> _TASK BRIEF_
Transcribe the material in full. Nothing should differ except that the pictures are left out.

> _DATA LISTING_
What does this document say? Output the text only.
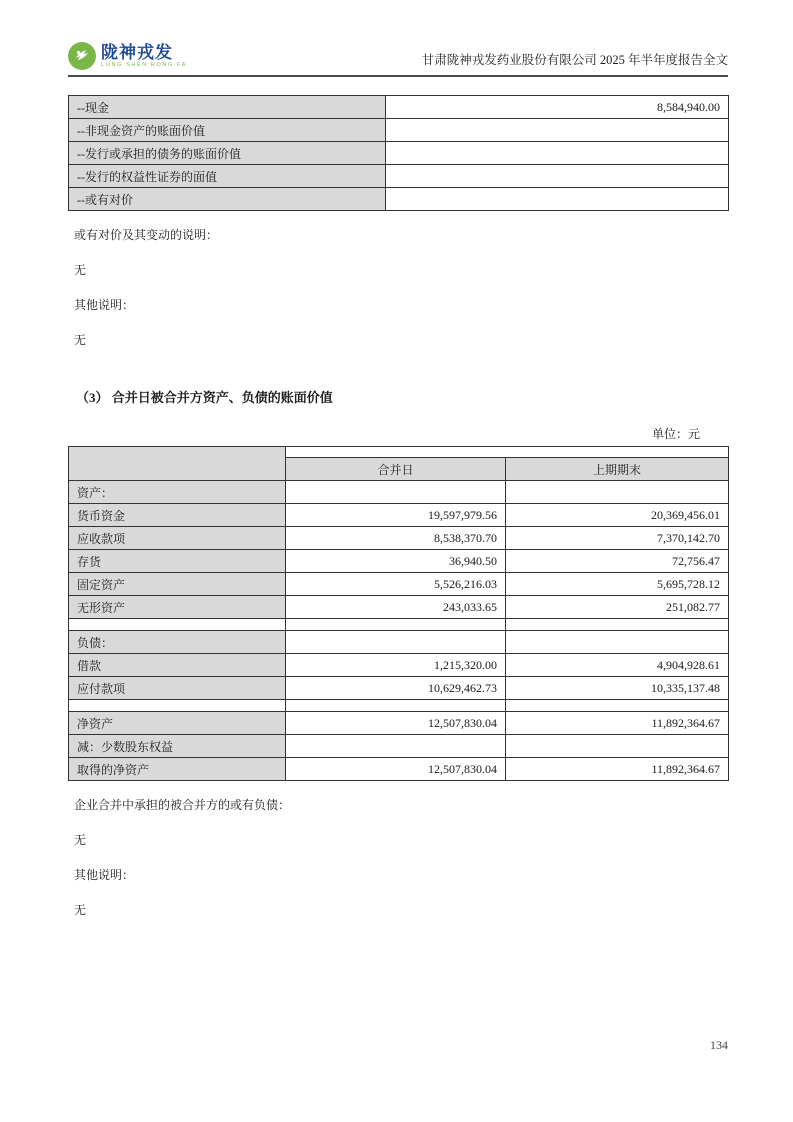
陇神戎发
LONG SHEN RONG FA	甘肃陇神戎发药业股份有限公司 2025 年半年度报告全文
--现金	8,584,940.00
--非现金资产的账面价值	
--发行或承担的债务的账面价值	
--发行的权益性证券的面值	
--或有对价	

或有对价及其变动的说明：

无

其他说明：

无

（3） 合并日被合并方资产、负债的账面价值
单位：元

	合并日	上期期末
资产：		
货币资金	19,597,979.56	20,369,456.01
应收款项	8,538,370.70	7,370,142.70
存货	36,940.50	72,756.47
固定资产	5,526,216.03	5,695,728.12
无形资产	243,033.65	251,082.77

负债：		
借款	1,215,320.00	4,904,928.61
应付款项	10,629,462.73	10,335,137.48

净资产	12,507,830.04	11,892,364.67
减：少数股东权益		
取得的净资产	12,507,830.04	11,892,364.67

企业合并中承担的被合并方的或有负债：

无

其他说明：

无

134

> _FULL ANSWER_
What does this document say? Output the text only.
陇神戎发
LONG SHEN RONG FA	甘肃陇神戎发药业股份有限公司 2025 年半年度报告全文
--现金	8,584,940.00
--非现金资产的账面价值	
--发行或承担的债务的账面价值	
--发行的权益性证券的面值	
--或有对价	

或有对价及其变动的说明：

无

其他说明：

无

（3） 合并日被合并方资产、负债的账面价值
单位：元

	合并日	上期期末
资产：		
货币资金	19,597,979.56	20,369,456.01
应收款项	8,538,370.70	7,370,142.70
存货	36,940.50	72,756.47
固定资产	5,526,216.03	5,695,728.12
无形资产	243,033.65	251,082.77

负债：		
借款	1,215,320.00	4,904,928.61
应付款项	10,629,462.73	10,335,137.48

净资产	12,507,830.04	11,892,364.67
减：少数股东权益		
取得的净资产	12,507,830.04	11,892,364.67

企业合并中承担的被合并方的或有负债：

无

其他说明：

无

134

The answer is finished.